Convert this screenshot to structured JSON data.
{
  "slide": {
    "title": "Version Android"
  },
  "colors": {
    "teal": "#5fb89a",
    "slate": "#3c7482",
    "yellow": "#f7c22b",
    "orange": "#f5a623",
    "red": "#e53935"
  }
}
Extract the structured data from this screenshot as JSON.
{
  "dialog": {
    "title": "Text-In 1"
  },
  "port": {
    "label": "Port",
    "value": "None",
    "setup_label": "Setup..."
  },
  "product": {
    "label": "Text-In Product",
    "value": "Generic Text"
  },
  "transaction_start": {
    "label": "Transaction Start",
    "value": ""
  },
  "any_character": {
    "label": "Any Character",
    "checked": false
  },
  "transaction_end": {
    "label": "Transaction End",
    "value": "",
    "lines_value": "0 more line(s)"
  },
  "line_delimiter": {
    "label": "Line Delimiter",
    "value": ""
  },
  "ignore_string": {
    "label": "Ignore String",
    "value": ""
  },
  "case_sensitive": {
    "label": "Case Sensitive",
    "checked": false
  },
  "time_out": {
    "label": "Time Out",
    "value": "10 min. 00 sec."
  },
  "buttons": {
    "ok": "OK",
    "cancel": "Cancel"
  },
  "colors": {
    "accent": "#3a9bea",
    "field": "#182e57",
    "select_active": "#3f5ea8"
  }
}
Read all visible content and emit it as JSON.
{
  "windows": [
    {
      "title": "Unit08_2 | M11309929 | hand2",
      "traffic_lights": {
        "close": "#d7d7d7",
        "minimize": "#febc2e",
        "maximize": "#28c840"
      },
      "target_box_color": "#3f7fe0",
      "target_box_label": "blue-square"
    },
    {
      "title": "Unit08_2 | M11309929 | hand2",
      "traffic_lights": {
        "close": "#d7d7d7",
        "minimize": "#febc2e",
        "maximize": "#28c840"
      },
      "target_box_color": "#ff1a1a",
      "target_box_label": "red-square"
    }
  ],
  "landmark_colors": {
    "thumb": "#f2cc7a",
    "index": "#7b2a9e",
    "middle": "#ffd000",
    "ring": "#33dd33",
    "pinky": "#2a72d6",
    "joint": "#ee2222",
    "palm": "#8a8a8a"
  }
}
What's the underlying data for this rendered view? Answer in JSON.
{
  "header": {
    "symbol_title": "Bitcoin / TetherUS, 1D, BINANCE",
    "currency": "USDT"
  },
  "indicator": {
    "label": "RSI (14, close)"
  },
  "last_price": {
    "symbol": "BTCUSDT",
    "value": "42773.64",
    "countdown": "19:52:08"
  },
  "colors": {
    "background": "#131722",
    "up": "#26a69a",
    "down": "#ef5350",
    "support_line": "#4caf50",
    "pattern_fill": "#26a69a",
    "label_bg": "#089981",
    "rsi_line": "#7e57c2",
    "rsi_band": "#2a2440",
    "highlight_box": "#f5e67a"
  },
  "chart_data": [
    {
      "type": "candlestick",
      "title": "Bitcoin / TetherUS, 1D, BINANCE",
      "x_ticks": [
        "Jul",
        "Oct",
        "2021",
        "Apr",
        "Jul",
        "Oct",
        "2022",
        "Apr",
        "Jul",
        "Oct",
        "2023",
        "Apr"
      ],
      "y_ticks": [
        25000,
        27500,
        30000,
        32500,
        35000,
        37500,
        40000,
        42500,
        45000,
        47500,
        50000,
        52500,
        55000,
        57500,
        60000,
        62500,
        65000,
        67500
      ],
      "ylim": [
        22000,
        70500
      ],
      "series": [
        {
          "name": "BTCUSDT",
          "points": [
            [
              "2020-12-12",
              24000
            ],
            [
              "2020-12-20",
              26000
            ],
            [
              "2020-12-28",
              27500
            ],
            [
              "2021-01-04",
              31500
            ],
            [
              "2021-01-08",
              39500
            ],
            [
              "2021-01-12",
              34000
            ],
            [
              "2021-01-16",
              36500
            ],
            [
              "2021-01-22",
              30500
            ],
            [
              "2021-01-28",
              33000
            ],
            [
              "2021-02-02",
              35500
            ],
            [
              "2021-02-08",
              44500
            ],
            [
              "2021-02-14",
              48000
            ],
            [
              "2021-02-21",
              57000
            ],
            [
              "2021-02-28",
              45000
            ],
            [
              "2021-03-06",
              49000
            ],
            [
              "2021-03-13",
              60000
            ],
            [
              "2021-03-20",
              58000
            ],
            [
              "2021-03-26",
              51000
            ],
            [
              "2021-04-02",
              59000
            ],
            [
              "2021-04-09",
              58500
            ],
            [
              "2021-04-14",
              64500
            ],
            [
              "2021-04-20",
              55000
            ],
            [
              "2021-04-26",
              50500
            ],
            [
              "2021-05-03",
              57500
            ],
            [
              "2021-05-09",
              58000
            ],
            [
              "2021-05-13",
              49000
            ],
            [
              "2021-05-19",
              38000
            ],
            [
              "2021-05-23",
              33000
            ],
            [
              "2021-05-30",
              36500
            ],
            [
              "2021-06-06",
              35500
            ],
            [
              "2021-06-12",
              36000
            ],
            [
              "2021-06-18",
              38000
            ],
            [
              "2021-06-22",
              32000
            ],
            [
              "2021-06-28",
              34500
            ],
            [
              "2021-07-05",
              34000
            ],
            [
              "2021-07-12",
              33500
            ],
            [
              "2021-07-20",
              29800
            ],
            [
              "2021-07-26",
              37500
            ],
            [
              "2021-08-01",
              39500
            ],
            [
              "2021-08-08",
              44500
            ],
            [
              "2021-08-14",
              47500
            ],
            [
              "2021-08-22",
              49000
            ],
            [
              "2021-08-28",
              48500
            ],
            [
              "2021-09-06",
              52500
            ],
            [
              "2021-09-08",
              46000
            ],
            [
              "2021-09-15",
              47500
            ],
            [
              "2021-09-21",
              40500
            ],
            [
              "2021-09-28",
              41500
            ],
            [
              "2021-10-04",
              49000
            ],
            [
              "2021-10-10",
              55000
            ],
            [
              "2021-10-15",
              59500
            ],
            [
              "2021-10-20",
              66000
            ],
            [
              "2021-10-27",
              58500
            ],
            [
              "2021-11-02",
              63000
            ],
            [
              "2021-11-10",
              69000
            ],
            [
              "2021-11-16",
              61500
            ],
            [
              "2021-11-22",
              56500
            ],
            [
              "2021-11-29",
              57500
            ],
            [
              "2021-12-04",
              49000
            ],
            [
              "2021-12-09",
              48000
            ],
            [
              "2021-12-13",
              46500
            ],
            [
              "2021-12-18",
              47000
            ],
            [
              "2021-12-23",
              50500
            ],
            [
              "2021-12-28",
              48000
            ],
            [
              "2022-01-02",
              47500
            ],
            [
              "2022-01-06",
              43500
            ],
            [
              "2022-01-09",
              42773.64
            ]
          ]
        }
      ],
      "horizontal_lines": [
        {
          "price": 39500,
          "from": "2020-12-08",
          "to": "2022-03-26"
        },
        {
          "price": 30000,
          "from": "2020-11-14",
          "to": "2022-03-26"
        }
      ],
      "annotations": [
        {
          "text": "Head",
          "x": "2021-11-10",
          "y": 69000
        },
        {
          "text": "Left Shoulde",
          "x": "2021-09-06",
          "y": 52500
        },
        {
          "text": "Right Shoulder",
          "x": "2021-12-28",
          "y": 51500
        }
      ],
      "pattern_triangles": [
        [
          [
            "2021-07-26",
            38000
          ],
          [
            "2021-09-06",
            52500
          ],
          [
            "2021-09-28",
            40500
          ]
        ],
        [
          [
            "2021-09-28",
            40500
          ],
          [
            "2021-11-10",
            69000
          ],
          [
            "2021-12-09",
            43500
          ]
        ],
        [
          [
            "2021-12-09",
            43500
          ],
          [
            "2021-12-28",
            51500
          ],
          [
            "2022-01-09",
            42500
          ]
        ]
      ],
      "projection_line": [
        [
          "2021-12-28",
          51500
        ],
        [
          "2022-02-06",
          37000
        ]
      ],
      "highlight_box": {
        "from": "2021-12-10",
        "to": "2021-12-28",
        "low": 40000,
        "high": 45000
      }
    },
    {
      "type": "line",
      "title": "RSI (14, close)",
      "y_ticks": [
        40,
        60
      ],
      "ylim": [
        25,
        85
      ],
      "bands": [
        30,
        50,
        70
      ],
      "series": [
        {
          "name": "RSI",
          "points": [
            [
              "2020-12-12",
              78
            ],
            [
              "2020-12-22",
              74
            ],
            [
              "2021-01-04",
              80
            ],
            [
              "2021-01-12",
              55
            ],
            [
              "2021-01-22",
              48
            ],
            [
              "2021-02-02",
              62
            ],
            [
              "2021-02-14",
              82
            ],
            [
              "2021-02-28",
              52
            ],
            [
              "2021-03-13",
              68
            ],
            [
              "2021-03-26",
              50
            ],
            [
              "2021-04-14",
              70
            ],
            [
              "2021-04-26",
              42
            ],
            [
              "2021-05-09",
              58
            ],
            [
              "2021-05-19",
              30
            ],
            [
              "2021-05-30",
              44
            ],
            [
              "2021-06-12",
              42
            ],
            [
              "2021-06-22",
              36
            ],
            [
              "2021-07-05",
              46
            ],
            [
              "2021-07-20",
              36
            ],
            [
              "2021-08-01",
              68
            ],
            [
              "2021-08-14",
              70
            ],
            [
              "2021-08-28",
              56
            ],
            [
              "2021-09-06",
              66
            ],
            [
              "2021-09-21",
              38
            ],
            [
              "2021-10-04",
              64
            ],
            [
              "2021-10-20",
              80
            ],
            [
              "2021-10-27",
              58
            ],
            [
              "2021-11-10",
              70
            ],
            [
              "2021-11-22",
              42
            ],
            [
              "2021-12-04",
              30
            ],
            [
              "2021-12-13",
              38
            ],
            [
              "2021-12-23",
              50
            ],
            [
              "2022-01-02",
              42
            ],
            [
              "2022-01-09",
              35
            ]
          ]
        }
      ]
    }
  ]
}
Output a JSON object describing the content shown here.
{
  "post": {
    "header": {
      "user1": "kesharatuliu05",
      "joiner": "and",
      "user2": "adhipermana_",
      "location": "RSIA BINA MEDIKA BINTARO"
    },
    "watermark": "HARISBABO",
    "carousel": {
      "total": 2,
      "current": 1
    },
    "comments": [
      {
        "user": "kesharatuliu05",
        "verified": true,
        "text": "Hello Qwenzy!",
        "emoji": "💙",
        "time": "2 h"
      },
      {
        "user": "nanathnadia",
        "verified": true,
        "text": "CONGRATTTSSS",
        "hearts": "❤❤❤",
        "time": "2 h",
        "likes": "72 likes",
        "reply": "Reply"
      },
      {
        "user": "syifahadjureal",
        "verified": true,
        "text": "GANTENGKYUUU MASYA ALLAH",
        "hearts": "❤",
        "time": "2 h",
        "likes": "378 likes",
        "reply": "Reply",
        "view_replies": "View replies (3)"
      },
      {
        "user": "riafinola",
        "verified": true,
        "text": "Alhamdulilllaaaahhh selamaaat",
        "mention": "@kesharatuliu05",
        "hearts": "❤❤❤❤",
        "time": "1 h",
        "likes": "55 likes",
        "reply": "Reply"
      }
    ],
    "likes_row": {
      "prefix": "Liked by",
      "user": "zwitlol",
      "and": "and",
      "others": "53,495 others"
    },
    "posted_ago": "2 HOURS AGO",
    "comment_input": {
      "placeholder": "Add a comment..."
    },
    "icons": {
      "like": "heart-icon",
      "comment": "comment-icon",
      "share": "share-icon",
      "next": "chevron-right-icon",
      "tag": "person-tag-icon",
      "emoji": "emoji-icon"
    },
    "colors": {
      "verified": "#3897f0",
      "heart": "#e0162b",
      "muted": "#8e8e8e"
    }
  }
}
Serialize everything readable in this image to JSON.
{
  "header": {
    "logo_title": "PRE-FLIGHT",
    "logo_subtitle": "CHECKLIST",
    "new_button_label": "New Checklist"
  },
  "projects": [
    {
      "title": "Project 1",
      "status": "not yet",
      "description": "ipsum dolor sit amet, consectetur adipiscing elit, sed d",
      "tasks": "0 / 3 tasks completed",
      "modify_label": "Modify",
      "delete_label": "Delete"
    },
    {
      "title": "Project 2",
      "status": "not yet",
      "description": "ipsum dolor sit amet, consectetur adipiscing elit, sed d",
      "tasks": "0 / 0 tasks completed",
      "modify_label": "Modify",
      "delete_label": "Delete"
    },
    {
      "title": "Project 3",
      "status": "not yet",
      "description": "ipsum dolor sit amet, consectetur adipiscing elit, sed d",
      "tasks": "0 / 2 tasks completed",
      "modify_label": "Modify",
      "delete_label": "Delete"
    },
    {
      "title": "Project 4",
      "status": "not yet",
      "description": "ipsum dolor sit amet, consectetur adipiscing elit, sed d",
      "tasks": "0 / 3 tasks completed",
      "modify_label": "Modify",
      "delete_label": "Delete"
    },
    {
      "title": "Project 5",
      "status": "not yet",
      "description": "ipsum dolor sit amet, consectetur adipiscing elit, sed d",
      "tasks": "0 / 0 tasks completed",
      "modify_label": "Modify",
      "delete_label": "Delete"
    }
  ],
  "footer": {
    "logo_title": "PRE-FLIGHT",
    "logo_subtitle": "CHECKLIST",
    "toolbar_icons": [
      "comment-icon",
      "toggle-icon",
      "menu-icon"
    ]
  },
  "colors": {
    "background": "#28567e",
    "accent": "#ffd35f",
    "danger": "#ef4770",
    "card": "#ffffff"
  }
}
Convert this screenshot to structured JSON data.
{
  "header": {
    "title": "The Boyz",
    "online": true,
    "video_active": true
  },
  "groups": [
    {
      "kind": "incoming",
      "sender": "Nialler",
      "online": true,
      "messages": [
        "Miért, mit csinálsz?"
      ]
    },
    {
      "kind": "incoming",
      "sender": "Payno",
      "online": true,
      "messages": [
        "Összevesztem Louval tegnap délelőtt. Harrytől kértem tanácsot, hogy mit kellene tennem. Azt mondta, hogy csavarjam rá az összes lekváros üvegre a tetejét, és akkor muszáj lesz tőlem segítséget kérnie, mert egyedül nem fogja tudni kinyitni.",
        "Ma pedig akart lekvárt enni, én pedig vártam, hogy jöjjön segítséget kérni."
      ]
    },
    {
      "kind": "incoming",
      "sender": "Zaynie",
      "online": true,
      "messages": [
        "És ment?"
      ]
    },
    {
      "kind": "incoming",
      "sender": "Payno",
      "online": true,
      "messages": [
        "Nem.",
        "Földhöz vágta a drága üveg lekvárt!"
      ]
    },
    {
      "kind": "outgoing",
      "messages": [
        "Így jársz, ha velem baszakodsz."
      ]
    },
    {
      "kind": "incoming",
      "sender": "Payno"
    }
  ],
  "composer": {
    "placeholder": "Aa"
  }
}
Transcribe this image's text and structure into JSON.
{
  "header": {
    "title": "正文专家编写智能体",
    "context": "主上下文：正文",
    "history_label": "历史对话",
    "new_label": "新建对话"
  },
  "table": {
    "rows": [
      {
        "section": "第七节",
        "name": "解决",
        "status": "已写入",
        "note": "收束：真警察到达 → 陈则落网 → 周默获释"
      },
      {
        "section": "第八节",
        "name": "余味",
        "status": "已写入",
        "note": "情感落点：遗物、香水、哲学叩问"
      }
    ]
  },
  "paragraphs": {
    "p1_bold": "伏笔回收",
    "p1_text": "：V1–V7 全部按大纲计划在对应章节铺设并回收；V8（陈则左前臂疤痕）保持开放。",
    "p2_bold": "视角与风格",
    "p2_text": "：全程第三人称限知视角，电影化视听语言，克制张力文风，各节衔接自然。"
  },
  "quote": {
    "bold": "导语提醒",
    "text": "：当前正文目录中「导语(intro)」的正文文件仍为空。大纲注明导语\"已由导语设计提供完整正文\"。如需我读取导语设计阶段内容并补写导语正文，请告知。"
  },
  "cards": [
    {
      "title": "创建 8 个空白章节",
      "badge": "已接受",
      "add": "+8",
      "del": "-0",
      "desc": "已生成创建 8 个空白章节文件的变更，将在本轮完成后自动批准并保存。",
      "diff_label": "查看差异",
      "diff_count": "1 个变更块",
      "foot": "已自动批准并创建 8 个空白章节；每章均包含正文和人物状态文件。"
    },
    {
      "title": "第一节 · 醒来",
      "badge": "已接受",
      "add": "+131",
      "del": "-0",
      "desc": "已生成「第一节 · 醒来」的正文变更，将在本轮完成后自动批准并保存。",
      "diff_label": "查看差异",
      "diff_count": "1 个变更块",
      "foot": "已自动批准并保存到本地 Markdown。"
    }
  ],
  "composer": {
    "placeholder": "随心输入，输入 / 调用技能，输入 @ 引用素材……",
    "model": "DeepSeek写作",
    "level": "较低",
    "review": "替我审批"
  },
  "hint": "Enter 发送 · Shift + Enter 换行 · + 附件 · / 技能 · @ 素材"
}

======

Where does the word "image" appear in the listing? List each line that holds it.

Serialize everything readable in this image to JSON.
Transcribe this image's text and structure into JSON.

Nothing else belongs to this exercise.